■ Your task: Write out all of the entries exactly as given.
------------------------------
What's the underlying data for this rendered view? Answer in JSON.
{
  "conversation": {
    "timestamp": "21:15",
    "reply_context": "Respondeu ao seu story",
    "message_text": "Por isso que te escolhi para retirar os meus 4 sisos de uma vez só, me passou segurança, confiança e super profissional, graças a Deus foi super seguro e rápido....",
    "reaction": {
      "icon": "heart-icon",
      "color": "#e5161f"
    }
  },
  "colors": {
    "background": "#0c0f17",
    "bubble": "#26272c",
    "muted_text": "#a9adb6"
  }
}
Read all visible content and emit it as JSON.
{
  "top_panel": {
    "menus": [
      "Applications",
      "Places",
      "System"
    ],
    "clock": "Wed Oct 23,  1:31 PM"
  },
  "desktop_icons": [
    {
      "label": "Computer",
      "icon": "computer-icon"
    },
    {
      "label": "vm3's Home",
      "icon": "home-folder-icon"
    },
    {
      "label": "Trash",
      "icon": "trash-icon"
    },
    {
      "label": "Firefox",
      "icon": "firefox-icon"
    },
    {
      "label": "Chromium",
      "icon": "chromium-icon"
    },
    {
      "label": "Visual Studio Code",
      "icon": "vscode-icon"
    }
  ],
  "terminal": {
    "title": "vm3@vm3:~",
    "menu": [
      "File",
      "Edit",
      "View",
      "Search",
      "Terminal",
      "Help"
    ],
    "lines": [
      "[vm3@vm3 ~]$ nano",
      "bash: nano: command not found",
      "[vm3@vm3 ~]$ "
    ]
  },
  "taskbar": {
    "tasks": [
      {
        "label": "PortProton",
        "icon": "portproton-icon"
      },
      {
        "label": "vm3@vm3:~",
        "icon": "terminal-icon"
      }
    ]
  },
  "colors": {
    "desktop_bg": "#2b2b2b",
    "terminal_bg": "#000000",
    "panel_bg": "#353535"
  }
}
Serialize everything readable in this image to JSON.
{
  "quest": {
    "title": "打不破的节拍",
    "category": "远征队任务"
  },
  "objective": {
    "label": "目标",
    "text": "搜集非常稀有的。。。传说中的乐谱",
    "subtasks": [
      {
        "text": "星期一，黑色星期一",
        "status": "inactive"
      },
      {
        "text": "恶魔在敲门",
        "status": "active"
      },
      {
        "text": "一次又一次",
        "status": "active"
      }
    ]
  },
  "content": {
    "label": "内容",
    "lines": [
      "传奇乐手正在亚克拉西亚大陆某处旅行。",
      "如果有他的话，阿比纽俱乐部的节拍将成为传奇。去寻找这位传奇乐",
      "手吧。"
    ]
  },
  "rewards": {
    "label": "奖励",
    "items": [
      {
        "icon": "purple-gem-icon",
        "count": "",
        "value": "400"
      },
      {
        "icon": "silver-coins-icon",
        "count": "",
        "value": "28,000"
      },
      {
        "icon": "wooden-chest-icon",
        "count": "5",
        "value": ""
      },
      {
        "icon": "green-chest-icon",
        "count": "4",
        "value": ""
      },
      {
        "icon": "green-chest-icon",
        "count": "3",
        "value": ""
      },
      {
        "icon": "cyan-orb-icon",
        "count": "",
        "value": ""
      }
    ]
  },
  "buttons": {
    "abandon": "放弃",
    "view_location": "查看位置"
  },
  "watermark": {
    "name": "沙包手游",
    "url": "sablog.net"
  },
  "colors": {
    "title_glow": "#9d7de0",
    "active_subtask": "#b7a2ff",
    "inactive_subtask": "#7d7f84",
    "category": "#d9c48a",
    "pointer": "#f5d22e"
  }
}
------------------------------
■ Expected output:
What's the underlying data for this rendered view? Answer in JSON.
{
  "conversation": {
    "timestamp": "21:15",
    "reply_context": "Respondeu ao seu story",
    "message_text": "Por isso que te escolhi para retirar os meus 4 sisos de uma vez só, me passou segurança, confiança e super profissional, graças a Deus foi super seguro e rápido....",
    "reaction": {
      "icon": "heart-icon",
      "color": "#e5161f"
    }
  },
  "colors": {
    "background": "#0c0f17",
    "bubble": "#26272c",
    "muted_text": "#a9adb6"
  }
}
Read all visible content and emit it as JSON.
{
  "top_panel": {
    "menus": [
      "Applications",
      "Places",
      "System"
    ],
    "clock": "Wed Oct 23,  1:31 PM"
  },
  "desktop_icons": [
    {
      "label": "Computer",
      "icon": "computer-icon"
    },
    {
      "label": "vm3's Home",
      "icon": "home-folder-icon"
    },
    {
      "label": "Trash",
      "icon": "trash-icon"
    },
    {
      "label": "Firefox",
      "icon": "firefox-icon"
    },
    {
      "label": "Chromium",
      "icon": "chromium-icon"
    },
    {
      "label": "Visual Studio Code",
      "icon": "vscode-icon"
    }
  ],
  "terminal": {
    "title": "vm3@vm3:~",
    "menu": [
      "File",
      "Edit",
      "View",
      "Search",
      "Terminal",
      "Help"
    ],
    "lines": [
      "[vm3@vm3 ~]$ nano",
      "bash: nano: command not found",
      "[vm3@vm3 ~]$ "
    ]
  },
  "taskbar": {
    "tasks": [
      {
        "label": "PortProton",
        "icon": "portproton-icon"
      },
      {
        "label": "vm3@vm3:~",
        "icon": "terminal-icon"
      }
    ]
  },
  "colors": {
    "desktop_bg": "#2b2b2b",
    "terminal_bg": "#000000",
    "panel_bg": "#353535"
  }
}
Serialize everything readable in this image to JSON.
{
  "quest": {
    "title": "打不破的节拍",
    "category": "远征队任务"
  },
  "objective": {
    "label": "目标",
    "text": "搜集非常稀有的。。。传说中的乐谱",
    "subtasks": [
      {
        "text": "星期一，黑色星期一",
        "status": "inactive"
      },
      {
        "text": "恶魔在敲门",
        "status": "active"
      },
      {
        "text": "一次又一次",
        "status": "active"
      }
    ]
  },
  "content": {
    "label": "内容",
    "lines": [
      "传奇乐手正在亚克拉西亚大陆某处旅行。",
      "如果有他的话，阿比纽俱乐部的节拍将成为传奇。去寻找这位传奇乐",
      "手吧。"
    ]
  },
  "rewards": {
    "label": "奖励",
    "items": [
      {
        "icon": "purple-gem-icon",
        "count": "",
        "value": "400"
      },
      {
        "icon": "silver-coins-icon",
        "count": "",
        "value": "28,000"
      },
      {
        "icon": "wooden-chest-icon",
        "count": "5",
        "value": ""
      },
      {
        "icon": "green-chest-icon",
        "count": "4",
        "value": ""
      },
      {
        "icon": "green-chest-icon",
        "count": "3",
        "value": ""
      },
      {
        "icon": "cyan-orb-icon",
        "count": "",
        "value": ""
      }
    ]
  },
  "buttons": {
    "abandon": "放弃",
    "view_location": "查看位置"
  },
  "watermark": {
    "name": "沙包手游",
    "url": "sablog.net"
  },
  "colors": {
    "title_glow": "#9d7de0",
    "active_subtask": "#b7a2ff",
    "inactive_subtask": "#7d7f84",
    "category": "#d9c48a",
    "pointer": "#f5d22e"
  }
}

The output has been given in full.